(Records that describe figures)
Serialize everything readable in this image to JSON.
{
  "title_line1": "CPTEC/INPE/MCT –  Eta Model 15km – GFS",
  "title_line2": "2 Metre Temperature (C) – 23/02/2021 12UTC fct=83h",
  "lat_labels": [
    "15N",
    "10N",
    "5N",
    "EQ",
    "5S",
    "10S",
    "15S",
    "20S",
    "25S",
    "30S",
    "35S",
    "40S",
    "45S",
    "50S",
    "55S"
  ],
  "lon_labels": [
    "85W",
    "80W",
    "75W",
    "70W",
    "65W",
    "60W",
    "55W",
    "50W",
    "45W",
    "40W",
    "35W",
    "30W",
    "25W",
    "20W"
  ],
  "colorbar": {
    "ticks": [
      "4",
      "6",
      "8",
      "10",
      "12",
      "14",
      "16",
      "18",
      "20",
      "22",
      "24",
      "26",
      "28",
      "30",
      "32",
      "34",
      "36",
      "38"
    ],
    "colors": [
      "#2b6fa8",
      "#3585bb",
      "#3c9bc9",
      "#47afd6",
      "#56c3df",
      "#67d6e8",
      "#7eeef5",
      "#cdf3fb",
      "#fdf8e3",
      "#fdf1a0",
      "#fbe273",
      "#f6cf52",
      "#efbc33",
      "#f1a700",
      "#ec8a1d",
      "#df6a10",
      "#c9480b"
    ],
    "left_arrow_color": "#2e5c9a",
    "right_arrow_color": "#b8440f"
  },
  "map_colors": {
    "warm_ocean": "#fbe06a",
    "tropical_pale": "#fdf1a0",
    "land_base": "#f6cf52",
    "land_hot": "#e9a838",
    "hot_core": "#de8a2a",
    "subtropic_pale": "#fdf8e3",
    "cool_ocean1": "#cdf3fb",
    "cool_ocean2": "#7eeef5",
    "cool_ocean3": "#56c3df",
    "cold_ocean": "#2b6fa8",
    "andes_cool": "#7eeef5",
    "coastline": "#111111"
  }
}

**Work instructions:**
Reproduce all of the entries word for word.

**Expected output:**
Serialize everything readable in this image to JSON.
{
  "title_line1": "CPTEC/INPE/MCT –  Eta Model 15km – GFS",
  "title_line2": "2 Metre Temperature (C) – 23/02/2021 12UTC fct=83h",
  "lat_labels": [
    "15N",
    "10N",
    "5N",
    "EQ",
    "5S",
    "10S",
    "15S",
    "20S",
    "25S",
    "30S",
    "35S",
    "40S",
    "45S",
    "50S",
    "55S"
  ],
  "lon_labels": [
    "85W",
    "80W",
    "75W",
    "70W",
    "65W",
    "60W",
    "55W",
    "50W",
    "45W",
    "40W",
    "35W",
    "30W",
    "25W",
    "20W"
  ],
  "colorbar": {
    "ticks": [
      "4",
      "6",
      "8",
      "10",
      "12",
      "14",
      "16",
      "18",
      "20",
      "22",
      "24",
      "26",
      "28",
      "30",
      "32",
      "34",
      "36",
      "38"
    ],
    "colors": [
      "#2b6fa8",
      "#3585bb",
      "#3c9bc9",
      "#47afd6",
      "#56c3df",
      "#67d6e8",
      "#7eeef5",
      "#cdf3fb",
      "#fdf8e3",
      "#fdf1a0",
      "#fbe273",
      "#f6cf52",
      "#efbc33",
      "#f1a700",
      "#ec8a1d",
      "#df6a10",
      "#c9480b"
    ],
    "left_arrow_color": "#2e5c9a",
    "right_arrow_color": "#b8440f"
  },
  "map_colors": {
    "warm_ocean": "#fbe06a",
    "tropical_pale": "#fdf1a0",
    "land_base": "#f6cf52",
    "land_hot": "#e9a838",
    "hot_core": "#de8a2a",
    "subtropic_pale": "#fdf8e3",
    "cool_ocean1": "#cdf3fb",
    "cool_ocean2": "#7eeef5",
    "cool_ocean3": "#56c3df",
    "cold_ocean": "#2b6fa8",
    "andes_cool": "#7eeef5",
    "coastline": "#111111"
  }
}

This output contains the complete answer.